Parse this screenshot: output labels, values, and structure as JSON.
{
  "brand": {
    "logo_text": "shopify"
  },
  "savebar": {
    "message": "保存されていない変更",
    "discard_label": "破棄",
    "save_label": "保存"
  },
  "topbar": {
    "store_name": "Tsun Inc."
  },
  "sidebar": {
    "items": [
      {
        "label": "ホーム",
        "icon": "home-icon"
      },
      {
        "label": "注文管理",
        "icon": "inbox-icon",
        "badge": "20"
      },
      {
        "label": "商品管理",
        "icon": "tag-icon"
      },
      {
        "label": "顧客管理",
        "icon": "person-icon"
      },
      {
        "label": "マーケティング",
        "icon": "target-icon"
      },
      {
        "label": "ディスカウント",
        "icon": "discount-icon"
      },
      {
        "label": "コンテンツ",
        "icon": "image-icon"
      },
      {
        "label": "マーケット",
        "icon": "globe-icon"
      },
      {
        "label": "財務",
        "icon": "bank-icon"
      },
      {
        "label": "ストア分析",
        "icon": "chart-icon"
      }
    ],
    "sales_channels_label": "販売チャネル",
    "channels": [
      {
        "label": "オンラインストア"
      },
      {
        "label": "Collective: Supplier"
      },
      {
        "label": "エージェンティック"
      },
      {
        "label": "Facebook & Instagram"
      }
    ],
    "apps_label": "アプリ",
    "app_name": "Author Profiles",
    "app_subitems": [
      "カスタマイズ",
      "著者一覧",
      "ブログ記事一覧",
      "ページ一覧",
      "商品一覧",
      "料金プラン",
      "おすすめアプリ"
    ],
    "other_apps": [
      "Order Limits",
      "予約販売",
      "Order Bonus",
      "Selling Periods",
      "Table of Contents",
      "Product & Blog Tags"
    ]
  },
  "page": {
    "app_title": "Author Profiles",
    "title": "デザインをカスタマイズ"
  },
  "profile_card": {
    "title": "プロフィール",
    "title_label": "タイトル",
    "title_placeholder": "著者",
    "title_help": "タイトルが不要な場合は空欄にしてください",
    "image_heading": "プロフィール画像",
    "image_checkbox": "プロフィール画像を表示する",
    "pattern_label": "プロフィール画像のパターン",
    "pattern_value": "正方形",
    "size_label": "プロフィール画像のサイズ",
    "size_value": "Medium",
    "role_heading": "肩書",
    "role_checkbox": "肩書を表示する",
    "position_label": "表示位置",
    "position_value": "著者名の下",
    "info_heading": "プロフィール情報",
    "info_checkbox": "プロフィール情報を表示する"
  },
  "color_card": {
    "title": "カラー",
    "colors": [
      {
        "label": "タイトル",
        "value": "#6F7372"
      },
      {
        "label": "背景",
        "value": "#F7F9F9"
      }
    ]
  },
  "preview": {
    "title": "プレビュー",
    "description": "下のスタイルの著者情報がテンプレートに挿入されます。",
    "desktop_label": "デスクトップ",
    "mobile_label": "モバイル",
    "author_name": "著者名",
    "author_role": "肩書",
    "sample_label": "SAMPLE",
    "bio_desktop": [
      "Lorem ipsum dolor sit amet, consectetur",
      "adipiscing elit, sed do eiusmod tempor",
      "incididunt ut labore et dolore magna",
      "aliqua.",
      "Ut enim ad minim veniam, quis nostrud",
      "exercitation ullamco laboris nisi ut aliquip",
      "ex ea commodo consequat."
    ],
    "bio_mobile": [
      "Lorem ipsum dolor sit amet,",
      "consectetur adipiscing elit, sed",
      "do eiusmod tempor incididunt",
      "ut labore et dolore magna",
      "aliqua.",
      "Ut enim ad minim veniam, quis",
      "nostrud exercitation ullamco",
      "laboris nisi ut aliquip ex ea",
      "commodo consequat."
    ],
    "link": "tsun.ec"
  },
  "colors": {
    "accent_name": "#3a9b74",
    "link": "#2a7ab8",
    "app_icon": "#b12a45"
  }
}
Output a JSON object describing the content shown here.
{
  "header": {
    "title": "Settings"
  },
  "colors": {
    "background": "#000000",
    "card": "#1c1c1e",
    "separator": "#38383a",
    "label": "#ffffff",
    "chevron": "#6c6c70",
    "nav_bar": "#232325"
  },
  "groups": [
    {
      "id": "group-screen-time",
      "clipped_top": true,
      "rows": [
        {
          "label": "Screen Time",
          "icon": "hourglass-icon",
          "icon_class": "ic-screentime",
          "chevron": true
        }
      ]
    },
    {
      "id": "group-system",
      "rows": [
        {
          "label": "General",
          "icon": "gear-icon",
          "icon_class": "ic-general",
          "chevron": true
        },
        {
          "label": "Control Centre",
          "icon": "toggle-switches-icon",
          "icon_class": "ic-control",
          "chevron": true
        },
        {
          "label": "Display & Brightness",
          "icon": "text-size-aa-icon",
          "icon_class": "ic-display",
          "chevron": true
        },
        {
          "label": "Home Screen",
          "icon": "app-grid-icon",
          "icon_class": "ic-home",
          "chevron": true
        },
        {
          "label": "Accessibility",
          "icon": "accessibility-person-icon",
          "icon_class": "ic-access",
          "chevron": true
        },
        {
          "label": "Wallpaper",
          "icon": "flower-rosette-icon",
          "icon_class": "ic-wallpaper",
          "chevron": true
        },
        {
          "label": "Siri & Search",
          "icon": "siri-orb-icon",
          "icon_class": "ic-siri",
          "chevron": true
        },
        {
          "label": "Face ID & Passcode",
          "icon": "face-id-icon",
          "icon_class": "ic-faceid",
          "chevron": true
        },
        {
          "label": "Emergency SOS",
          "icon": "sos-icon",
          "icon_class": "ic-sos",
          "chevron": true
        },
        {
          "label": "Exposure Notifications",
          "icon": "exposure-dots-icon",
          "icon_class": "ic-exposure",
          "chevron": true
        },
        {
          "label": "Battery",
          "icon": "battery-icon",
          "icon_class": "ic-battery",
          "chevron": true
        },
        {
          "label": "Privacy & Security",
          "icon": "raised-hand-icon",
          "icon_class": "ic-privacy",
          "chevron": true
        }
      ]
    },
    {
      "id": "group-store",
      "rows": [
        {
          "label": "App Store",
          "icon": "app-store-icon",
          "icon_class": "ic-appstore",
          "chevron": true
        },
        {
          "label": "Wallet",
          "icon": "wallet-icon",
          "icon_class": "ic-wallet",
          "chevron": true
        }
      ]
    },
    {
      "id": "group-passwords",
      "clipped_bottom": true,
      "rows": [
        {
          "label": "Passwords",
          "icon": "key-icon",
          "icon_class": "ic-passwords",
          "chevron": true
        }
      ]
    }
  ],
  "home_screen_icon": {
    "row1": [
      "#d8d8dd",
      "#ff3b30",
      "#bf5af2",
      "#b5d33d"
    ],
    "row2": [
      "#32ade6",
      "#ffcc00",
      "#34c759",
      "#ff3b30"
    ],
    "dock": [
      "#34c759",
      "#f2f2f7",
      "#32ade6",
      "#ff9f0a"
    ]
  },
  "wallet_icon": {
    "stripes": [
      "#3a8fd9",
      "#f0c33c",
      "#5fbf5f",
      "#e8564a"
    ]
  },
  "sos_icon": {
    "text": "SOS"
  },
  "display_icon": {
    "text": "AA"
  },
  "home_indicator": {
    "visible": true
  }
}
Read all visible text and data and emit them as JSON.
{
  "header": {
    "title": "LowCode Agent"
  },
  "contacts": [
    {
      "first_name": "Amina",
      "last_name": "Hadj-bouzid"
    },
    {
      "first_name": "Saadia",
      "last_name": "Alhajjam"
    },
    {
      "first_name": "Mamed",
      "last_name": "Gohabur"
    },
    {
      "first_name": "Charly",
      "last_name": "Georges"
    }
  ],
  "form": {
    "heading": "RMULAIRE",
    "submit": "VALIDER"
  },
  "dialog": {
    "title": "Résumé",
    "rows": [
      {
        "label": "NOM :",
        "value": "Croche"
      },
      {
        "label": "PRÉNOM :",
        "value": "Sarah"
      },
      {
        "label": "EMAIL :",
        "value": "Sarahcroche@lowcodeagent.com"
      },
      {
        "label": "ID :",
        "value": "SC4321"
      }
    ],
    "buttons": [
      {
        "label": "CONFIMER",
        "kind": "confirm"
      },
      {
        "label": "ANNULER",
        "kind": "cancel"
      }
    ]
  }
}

*Your goal*
Check each line of the records for the word "amet", and show the lines that contain it.

*Result of this exercise*
      "Lorem ipsum dolor sit amet, consectetur",
      "Lorem ipsum dolor sit amet,",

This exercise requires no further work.